#### PROBLEM TO SOLVE:
In the records, swap "row-divider" for "row-separator" wherever it occurs and keep everything else the same.

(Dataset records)
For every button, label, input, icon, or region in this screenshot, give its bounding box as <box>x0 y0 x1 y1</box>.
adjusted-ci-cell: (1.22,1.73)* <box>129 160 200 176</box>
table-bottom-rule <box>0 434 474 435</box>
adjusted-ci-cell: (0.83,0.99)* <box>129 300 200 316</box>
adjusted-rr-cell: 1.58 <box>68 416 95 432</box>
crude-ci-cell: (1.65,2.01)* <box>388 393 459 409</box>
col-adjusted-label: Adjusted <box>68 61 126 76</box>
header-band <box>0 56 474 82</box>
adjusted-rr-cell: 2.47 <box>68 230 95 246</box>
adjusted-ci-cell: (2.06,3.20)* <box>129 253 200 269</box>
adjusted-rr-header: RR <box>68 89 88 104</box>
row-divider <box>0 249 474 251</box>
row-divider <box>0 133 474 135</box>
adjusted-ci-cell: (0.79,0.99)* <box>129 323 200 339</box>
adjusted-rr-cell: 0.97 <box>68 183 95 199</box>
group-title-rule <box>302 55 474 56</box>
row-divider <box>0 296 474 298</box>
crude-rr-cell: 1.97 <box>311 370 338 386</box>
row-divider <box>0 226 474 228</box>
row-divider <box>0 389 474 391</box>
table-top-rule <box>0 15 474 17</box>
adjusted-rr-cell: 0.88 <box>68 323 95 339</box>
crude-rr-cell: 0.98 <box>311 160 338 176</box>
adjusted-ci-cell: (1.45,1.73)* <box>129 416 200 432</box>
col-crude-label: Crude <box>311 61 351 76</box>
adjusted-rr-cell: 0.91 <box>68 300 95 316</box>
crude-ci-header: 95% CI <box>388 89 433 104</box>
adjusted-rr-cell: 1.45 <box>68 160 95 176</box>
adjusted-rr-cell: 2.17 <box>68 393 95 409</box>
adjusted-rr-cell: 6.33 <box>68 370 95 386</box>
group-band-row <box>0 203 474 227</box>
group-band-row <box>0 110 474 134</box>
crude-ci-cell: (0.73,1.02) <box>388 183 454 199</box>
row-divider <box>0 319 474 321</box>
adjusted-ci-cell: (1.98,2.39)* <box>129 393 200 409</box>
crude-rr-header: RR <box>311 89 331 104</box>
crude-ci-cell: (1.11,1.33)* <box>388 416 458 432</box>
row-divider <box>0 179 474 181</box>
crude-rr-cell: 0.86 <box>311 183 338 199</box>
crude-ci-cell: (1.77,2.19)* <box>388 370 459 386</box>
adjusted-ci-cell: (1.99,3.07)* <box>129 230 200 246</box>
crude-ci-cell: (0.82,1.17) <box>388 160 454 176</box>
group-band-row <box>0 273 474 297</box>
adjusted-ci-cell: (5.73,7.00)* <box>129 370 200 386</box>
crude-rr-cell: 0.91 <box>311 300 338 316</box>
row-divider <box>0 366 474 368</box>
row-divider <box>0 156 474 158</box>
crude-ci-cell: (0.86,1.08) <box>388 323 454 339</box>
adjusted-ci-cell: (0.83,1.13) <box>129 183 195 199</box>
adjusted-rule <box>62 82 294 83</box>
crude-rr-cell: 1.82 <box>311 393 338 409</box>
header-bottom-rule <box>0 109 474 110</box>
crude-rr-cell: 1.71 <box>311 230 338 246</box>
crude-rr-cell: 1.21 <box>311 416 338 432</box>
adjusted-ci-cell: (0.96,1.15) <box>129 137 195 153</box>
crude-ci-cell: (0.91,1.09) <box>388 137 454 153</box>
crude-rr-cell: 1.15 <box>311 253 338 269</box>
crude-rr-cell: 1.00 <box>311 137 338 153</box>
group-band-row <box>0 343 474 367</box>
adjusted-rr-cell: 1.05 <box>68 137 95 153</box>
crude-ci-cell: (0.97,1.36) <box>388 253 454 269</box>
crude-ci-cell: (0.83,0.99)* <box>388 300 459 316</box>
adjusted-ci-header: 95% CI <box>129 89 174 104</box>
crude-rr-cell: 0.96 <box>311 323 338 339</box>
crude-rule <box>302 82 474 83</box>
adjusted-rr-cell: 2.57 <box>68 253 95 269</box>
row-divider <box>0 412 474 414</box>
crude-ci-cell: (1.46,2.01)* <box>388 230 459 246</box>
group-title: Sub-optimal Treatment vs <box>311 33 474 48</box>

#### TASK SOLUTION:
For every button, label, input, icon, or region in this screenshot, give its bounding box as <box>x0 y0 x1 y1</box>.
adjusted-ci-cell: (1.22,1.73)* <box>129 160 200 176</box>
table-bottom-rule <box>0 434 474 435</box>
adjusted-ci-cell: (0.83,0.99)* <box>129 300 200 316</box>
adjusted-rr-cell: 1.58 <box>68 416 95 432</box>
crude-ci-cell: (1.65,2.01)* <box>388 393 459 409</box>
col-adjusted-label: Adjusted <box>68 61 126 76</box>
header-band <box>0 56 474 82</box>
adjusted-rr-cell: 2.47 <box>68 230 95 246</box>
adjusted-ci-cell: (2.06,3.20)* <box>129 253 200 269</box>
adjusted-rr-header: RR <box>68 89 88 104</box>
row-separator <box>0 249 474 251</box>
row-separator <box>0 133 474 135</box>
adjusted-ci-cell: (0.79,0.99)* <box>129 323 200 339</box>
adjusted-rr-cell: 0.97 <box>68 183 95 199</box>
group-title-rule <box>302 55 474 56</box>
row-separator <box>0 296 474 298</box>
crude-rr-cell: 1.97 <box>311 370 338 386</box>
row-separator <box>0 226 474 228</box>
row-separator <box>0 389 474 391</box>
table-top-rule <box>0 15 474 17</box>
adjusted-rr-cell: 0.88 <box>68 323 95 339</box>
crude-rr-cell: 0.98 <box>311 160 338 176</box>
adjusted-ci-cell: (1.45,1.73)* <box>129 416 200 432</box>
col-crude-label: Crude <box>311 61 351 76</box>
adjusted-rr-cell: 0.91 <box>68 300 95 316</box>
crude-ci-header: 95% CI <box>388 89 433 104</box>
adjusted-rr-cell: 1.45 <box>68 160 95 176</box>
adjusted-rr-cell: 2.17 <box>68 393 95 409</box>
adjusted-rr-cell: 6.33 <box>68 370 95 386</box>
group-band-row <box>0 203 474 227</box>
group-band-row <box>0 110 474 134</box>
crude-ci-cell: (0.73,1.02) <box>388 183 454 199</box>
row-separator <box>0 319 474 321</box>
adjusted-ci-cell: (1.98,2.39)* <box>129 393 200 409</box>
crude-rr-header: RR <box>311 89 331 104</box>
crude-ci-cell: (1.11,1.33)* <box>388 416 458 432</box>
row-separator <box>0 179 474 181</box>
crude-rr-cell: 0.86 <box>311 183 338 199</box>
crude-ci-cell: (1.77,2.19)* <box>388 370 459 386</box>
adjusted-ci-cell: (1.99,3.07)* <box>129 230 200 246</box>
crude-ci-cell: (0.82,1.17) <box>388 160 454 176</box>
group-band-row <box>0 273 474 297</box>
adjusted-ci-cell: (5.73,7.00)* <box>129 370 200 386</box>
crude-rr-cell: 0.91 <box>311 300 338 316</box>
row-separator <box>0 366 474 368</box>
row-separator <box>0 156 474 158</box>
crude-ci-cell: (0.86,1.08) <box>388 323 454 339</box>
adjusted-ci-cell: (0.83,1.13) <box>129 183 195 199</box>
adjusted-rule <box>62 82 294 83</box>
crude-rr-cell: 1.82 <box>311 393 338 409</box>
header-bottom-rule <box>0 109 474 110</box>
crude-rr-cell: 1.71 <box>311 230 338 246</box>
crude-rr-cell: 1.21 <box>311 416 338 432</box>
adjusted-ci-cell: (0.96,1.15) <box>129 137 195 153</box>
crude-ci-cell: (0.91,1.09) <box>388 137 454 153</box>
crude-rr-cell: 1.15 <box>311 253 338 269</box>
crude-rr-cell: 1.00 <box>311 137 338 153</box>
group-band-row <box>0 343 474 367</box>
adjusted-rr-cell: 1.05 <box>68 137 95 153</box>
crude-ci-cell: (0.97,1.36) <box>388 253 454 269</box>
crude-ci-cell: (0.83,0.99)* <box>388 300 459 316</box>
adjusted-ci-header: 95% CI <box>129 89 174 104</box>
crude-rr-cell: 0.96 <box>311 323 338 339</box>
crude-rule <box>302 82 474 83</box>
adjusted-rr-cell: 2.57 <box>68 253 95 269</box>
row-separator <box>0 412 474 414</box>
crude-ci-cell: (1.46,2.01)* <box>388 230 459 246</box>
group-title: Sub-optimal Treatment vs <box>311 33 474 48</box>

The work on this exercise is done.